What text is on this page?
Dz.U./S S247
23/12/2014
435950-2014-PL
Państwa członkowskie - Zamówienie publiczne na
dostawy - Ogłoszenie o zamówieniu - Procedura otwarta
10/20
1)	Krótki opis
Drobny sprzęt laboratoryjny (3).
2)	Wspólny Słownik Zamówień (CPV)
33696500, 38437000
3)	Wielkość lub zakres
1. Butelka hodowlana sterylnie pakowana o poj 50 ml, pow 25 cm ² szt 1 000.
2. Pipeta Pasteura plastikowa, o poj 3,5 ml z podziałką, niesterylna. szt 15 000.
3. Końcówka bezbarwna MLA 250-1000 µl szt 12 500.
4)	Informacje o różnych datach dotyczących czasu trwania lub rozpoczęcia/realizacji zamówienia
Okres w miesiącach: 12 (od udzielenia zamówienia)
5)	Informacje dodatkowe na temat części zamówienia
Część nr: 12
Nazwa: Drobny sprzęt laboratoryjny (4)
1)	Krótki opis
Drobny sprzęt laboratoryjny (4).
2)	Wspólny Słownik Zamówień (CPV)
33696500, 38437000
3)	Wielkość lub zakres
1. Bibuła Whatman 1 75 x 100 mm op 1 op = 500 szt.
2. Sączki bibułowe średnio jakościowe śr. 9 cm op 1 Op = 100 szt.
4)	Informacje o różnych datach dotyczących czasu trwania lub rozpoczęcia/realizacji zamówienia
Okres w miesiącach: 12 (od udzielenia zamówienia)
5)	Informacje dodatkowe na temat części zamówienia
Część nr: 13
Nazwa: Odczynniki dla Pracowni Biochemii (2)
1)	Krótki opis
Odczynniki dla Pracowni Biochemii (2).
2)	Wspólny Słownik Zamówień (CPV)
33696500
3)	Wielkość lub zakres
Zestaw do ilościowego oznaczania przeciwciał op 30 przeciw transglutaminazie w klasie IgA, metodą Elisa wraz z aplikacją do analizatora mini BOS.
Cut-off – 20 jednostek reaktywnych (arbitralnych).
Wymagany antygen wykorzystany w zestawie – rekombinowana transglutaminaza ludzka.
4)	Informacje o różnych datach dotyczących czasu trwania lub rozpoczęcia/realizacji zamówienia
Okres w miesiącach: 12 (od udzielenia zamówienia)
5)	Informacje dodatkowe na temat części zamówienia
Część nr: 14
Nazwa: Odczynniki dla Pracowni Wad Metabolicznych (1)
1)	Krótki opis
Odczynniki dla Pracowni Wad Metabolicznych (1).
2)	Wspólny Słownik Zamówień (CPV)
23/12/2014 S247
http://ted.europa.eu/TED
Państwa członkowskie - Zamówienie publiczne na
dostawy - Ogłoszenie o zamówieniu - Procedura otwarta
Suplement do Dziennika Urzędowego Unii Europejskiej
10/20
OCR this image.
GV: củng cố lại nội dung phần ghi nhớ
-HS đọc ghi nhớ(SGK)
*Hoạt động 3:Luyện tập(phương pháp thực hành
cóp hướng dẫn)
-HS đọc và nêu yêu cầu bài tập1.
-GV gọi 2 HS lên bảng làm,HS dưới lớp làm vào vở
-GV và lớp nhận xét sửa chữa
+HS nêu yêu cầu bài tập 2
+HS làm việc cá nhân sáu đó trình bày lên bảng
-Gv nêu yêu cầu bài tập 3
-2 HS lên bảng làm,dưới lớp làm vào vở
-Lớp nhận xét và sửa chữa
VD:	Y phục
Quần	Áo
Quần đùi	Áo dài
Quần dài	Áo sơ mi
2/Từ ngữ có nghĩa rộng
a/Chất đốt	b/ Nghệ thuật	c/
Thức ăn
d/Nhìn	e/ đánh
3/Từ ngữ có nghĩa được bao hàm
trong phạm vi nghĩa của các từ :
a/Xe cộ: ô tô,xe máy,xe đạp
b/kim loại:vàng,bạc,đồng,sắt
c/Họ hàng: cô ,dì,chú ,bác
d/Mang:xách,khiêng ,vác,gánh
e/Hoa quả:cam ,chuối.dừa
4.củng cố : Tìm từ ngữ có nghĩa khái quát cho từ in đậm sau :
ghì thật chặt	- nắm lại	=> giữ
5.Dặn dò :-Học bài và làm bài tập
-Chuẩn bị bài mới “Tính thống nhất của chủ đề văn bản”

- - -

• **Directive**:
Word for word, restate all of the data shown above.

• **Output of the task**:
What text is on this page?
Dz.U./S S247
23/12/2014
435950-2014-PL
Państwa członkowskie - Zamówienie publiczne na
dostawy - Ogłoszenie o zamówieniu - Procedura otwarta
10/20
1)	Krótki opis
Drobny sprzęt laboratoryjny (3).
2)	Wspólny Słownik Zamówień (CPV)
33696500, 38437000
3)	Wielkość lub zakres
1. Butelka hodowlana sterylnie pakowana o poj 50 ml, pow 25 cm ² szt 1 000.
2. Pipeta Pasteura plastikowa, o poj 3,5 ml z podziałką, niesterylna. szt 15 000.
3. Końcówka bezbarwna MLA 250-1000 µl szt 12 500.
4)	Informacje o różnych datach dotyczących czasu trwania lub rozpoczęcia/realizacji zamówienia
Okres w miesiącach: 12 (od udzielenia zamówienia)
5)	Informacje dodatkowe na temat części zamówienia
Część nr: 12
Nazwa: Drobny sprzęt laboratoryjny (4)
1)	Krótki opis
Drobny sprzęt laboratoryjny (4).
2)	Wspólny Słownik Zamówień (CPV)
33696500, 38437000
3)	Wielkość lub zakres
1. Bibuła Whatman 1 75 x 100 mm op 1 op = 500 szt.
2. Sączki bibułowe średnio jakościowe śr. 9 cm op 1 Op = 100 szt.
4)	Informacje o różnych datach dotyczących czasu trwania lub rozpoczęcia/realizacji zamówienia
Okres w miesiącach: 12 (od udzielenia zamówienia)
5)	Informacje dodatkowe na temat części zamówienia
Część nr: 13
Nazwa: Odczynniki dla Pracowni Biochemii (2)
1)	Krótki opis
Odczynniki dla Pracowni Biochemii (2).
2)	Wspólny Słownik Zamówień (CPV)
33696500
3)	Wielkość lub zakres
Zestaw do ilościowego oznaczania przeciwciał op 30 przeciw transglutaminazie w klasie IgA, metodą Elisa wraz z aplikacją do analizatora mini BOS.
Cut-off – 20 jednostek reaktywnych (arbitralnych).
Wymagany antygen wykorzystany w zestawie – rekombinowana transglutaminaza ludzka.
4)	Informacje o różnych datach dotyczących czasu trwania lub rozpoczęcia/realizacji zamówienia
Okres w miesiącach: 12 (od udzielenia zamówienia)
5)	Informacje dodatkowe na temat części zamówienia
Część nr: 14
Nazwa: Odczynniki dla Pracowni Wad Metabolicznych (1)
1)	Krótki opis
Odczynniki dla Pracowni Wad Metabolicznych (1).
2)	Wspólny Słownik Zamówień (CPV)
23/12/2014 S247
http://ted.europa.eu/TED
Państwa członkowskie - Zamówienie publiczne na
dostawy - Ogłoszenie o zamówieniu - Procedura otwarta
Suplement do Dziennika Urzędowego Unii Europejskiej
10/20
OCR this image.
GV: củng cố lại nội dung phần ghi nhớ
-HS đọc ghi nhớ(SGK)
*Hoạt động 3:Luyện tập(phương pháp thực hành
cóp hướng dẫn)
-HS đọc và nêu yêu cầu bài tập1.
-GV gọi 2 HS lên bảng làm,HS dưới lớp làm vào vở
-GV và lớp nhận xét sửa chữa
+HS nêu yêu cầu bài tập 2
+HS làm việc cá nhân sáu đó trình bày lên bảng
-Gv nêu yêu cầu bài tập 3
-2 HS lên bảng làm,dưới lớp làm vào vở
-Lớp nhận xét và sửa chữa
VD:	Y phục
Quần	Áo
Quần đùi	Áo dài
Quần dài	Áo sơ mi
2/Từ ngữ có nghĩa rộng
a/Chất đốt	b/ Nghệ thuật	c/
Thức ăn
d/Nhìn	e/ đánh
3/Từ ngữ có nghĩa được bao hàm
trong phạm vi nghĩa của các từ :
a/Xe cộ: ô tô,xe máy,xe đạp
b/kim loại:vàng,bạc,đồng,sắt
c/Họ hàng: cô ,dì,chú ,bác
d/Mang:xách,khiêng ,vác,gánh
e/Hoa quả:cam ,chuối.dừa
4.củng cố : Tìm từ ngữ có nghĩa khái quát cho từ in đậm sau :
ghì thật chặt	- nắm lại	=> giữ
5.Dặn dò :-Học bài và làm bài tập
-Chuẩn bị bài mới “Tính thống nhất của chủ đề văn bản”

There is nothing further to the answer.